**DO THIS:**
Look over the lines below. Report each one that includes the string "aktuell".

* start RECORDS FOR THIS EXERCISE *

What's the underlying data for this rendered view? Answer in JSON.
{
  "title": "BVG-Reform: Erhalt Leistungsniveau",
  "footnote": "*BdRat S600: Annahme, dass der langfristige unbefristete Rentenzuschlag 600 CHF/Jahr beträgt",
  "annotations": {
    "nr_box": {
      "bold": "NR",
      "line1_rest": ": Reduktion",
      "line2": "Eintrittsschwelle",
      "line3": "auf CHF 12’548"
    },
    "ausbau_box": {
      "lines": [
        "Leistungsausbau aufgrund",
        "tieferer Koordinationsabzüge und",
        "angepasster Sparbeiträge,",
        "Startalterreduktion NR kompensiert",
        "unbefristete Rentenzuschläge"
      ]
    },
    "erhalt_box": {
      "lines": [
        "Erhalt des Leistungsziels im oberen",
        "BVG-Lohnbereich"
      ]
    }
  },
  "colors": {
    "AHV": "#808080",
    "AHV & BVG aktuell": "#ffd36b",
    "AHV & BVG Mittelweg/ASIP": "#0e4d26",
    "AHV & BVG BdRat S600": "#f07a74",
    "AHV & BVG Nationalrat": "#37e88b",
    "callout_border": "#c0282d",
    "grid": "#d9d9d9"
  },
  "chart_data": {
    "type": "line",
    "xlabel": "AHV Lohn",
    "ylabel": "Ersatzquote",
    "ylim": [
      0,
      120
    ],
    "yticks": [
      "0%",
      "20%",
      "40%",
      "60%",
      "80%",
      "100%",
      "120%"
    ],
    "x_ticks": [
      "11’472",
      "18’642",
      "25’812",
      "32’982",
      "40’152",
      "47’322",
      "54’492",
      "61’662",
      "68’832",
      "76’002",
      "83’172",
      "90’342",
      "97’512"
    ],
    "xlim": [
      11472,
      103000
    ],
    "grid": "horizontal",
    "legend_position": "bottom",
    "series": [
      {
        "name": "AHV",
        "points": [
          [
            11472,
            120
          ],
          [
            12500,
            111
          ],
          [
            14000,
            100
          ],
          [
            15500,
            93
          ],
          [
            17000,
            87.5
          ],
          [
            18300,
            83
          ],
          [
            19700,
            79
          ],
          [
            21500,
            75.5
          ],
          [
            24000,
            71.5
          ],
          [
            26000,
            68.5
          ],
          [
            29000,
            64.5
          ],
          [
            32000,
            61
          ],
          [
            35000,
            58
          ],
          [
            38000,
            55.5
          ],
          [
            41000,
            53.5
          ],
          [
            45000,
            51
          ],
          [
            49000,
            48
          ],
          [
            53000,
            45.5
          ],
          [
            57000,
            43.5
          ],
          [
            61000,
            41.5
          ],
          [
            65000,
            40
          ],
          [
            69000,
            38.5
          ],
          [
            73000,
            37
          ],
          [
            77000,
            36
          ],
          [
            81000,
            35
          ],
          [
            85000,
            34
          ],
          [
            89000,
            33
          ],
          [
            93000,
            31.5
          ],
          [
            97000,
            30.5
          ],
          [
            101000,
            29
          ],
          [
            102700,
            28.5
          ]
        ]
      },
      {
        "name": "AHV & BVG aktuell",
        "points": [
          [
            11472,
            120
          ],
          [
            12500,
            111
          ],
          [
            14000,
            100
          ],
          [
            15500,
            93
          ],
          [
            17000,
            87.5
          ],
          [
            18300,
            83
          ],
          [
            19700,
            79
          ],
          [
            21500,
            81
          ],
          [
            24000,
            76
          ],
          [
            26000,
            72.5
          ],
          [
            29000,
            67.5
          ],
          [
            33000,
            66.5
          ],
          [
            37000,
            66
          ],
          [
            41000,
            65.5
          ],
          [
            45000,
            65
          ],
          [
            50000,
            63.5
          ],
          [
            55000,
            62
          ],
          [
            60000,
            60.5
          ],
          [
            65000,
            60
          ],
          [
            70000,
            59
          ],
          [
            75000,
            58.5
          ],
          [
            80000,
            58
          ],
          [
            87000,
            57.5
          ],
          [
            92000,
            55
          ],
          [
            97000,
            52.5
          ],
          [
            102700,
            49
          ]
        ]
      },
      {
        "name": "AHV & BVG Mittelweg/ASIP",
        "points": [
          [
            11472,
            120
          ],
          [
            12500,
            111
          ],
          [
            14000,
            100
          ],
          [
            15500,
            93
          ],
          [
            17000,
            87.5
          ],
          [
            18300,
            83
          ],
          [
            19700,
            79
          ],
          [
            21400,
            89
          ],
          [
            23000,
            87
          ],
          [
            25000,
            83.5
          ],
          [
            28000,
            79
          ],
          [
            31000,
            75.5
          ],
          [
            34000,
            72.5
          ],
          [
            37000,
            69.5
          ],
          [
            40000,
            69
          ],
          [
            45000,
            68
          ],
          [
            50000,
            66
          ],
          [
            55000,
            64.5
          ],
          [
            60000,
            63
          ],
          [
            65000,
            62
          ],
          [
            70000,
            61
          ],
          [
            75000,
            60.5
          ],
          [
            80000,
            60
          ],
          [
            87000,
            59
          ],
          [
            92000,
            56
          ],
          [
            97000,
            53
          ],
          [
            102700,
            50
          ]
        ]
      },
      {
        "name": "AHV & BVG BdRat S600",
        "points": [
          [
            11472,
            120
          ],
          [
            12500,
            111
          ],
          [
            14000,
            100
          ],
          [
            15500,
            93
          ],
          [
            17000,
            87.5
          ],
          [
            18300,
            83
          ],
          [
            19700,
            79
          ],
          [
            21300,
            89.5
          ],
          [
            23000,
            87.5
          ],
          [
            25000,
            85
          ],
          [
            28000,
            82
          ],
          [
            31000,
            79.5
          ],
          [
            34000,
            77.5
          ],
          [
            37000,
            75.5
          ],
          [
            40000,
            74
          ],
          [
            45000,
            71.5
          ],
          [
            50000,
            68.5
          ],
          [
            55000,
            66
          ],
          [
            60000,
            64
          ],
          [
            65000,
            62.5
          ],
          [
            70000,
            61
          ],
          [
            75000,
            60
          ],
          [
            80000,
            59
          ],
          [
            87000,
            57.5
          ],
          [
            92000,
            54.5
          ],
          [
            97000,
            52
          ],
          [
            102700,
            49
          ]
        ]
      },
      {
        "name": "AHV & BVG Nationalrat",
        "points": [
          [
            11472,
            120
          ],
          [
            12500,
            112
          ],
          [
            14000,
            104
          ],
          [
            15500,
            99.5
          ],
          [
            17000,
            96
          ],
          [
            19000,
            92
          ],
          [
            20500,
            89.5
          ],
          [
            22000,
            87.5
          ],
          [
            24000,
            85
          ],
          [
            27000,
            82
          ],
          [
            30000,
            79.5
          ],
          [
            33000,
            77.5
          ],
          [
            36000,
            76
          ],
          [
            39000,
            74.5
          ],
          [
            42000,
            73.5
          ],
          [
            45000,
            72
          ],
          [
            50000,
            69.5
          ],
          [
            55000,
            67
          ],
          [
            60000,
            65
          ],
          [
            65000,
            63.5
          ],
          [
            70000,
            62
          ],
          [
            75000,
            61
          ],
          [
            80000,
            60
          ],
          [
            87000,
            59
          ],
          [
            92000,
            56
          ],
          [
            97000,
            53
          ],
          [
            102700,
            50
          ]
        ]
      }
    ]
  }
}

* end RECORDS FOR THIS EXERCISE *

**TASK RESPONSE:**
    "AHV & BVG aktuell": "#ffd36b",
        "name": "AHV & BVG aktuell",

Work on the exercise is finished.